What you have to do >>
All material below is to be reproduced exactly.

Material for this exercise >>
..............................

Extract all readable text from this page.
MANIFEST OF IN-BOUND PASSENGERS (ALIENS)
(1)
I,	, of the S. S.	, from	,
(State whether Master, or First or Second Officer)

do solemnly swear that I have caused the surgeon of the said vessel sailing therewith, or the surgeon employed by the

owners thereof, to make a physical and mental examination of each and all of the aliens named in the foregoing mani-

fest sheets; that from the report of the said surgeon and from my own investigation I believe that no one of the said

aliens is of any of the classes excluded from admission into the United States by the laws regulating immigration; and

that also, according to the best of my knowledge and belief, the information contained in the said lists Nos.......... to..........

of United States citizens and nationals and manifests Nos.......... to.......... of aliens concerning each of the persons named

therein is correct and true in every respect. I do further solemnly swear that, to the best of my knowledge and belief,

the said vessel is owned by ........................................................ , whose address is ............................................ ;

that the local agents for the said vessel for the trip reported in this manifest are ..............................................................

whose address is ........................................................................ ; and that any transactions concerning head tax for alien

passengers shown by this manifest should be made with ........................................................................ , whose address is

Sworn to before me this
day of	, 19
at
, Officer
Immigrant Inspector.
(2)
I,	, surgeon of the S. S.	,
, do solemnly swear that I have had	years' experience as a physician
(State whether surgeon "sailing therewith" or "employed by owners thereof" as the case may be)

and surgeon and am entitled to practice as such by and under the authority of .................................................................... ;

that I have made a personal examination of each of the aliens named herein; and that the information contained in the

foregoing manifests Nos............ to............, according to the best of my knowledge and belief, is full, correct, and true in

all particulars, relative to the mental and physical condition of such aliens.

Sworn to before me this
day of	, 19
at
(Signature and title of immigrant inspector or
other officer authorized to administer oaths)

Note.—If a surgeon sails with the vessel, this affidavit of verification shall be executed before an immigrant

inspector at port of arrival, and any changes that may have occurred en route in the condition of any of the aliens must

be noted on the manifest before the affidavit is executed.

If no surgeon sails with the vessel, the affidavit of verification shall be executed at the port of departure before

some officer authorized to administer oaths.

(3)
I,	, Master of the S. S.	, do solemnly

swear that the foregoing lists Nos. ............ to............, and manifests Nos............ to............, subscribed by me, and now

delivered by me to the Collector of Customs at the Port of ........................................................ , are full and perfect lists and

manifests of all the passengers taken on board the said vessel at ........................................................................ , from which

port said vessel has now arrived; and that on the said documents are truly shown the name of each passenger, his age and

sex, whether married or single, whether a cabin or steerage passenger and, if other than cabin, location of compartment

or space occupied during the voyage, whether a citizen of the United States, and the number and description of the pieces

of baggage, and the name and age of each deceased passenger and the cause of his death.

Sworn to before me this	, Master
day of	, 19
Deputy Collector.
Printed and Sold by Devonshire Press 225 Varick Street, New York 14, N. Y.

..............................

Answer to this task >>
Extract all readable text from this page.
MANIFEST OF IN-BOUND PASSENGERS (ALIENS)
(1)
I,	, of the S. S.	, from	,
(State whether Master, or First or Second Officer)

do solemnly swear that I have caused the surgeon of the said vessel sailing therewith, or the surgeon employed by the

owners thereof, to make a physical and mental examination of each and all of the aliens named in the foregoing mani-

fest sheets; that from the report of the said surgeon and from my own investigation I believe that no one of the said

aliens is of any of the classes excluded from admission into the United States by the laws regulating immigration; and

that also, according to the best of my knowledge and belief, the information contained in the said lists Nos.......... to..........

of United States citizens and nationals and manifests Nos.......... to.......... of aliens concerning each of the persons named

therein is correct and true in every respect. I do further solemnly swear that, to the best of my knowledge and belief,

the said vessel is owned by ........................................................ , whose address is ............................................ ;

that the local agents for the said vessel for the trip reported in this manifest are ..............................................................

whose address is ........................................................................ ; and that any transactions concerning head tax for alien

passengers shown by this manifest should be made with ........................................................................ , whose address is

Sworn to before me this
day of	, 19
at
, Officer
Immigrant Inspector.
(2)
I,	, surgeon of the S. S.	,
, do solemnly swear that I have had	years' experience as a physician
(State whether surgeon "sailing therewith" or "employed by owners thereof" as the case may be)

and surgeon and am entitled to practice as such by and under the authority of .................................................................... ;

that I have made a personal examination of each of the aliens named herein; and that the information contained in the

foregoing manifests Nos............ to............, according to the best of my knowledge and belief, is full, correct, and true in

all particulars, relative to the mental and physical condition of such aliens.

Sworn to before me this
day of	, 19
at
(Signature and title of immigrant inspector or
other officer authorized to administer oaths)

Note.—If a surgeon sails with the vessel, this affidavit of verification shall be executed before an immigrant

inspector at port of arrival, and any changes that may have occurred en route in the condition of any of the aliens must

be noted on the manifest before the affidavit is executed.

If no surgeon sails with the vessel, the affidavit of verification shall be executed at the port of departure before

some officer authorized to administer oaths.

(3)
I,	, Master of the S. S.	, do solemnly

swear that the foregoing lists Nos. ............ to............, and manifests Nos............ to............, subscribed by me, and now

delivered by me to the Collector of Customs at the Port of ........................................................ , are full and perfect lists and

manifests of all the passengers taken on board the said vessel at ........................................................................ , from which

port said vessel has now arrived; and that on the said documents are truly shown the name of each passenger, his age and

sex, whether married or single, whether a cabin or steerage passenger and, if other than cabin, location of compartment

or space occupied during the voyage, whether a citizen of the United States, and the number and description of the pieces

of baggage, and the name and age of each deceased passenger and the cause of his death.

Sworn to before me this	, Master
day of	, 19
Deputy Collector.
Printed and Sold by Devonshire Press 225 Varick Street, New York 14, N. Y.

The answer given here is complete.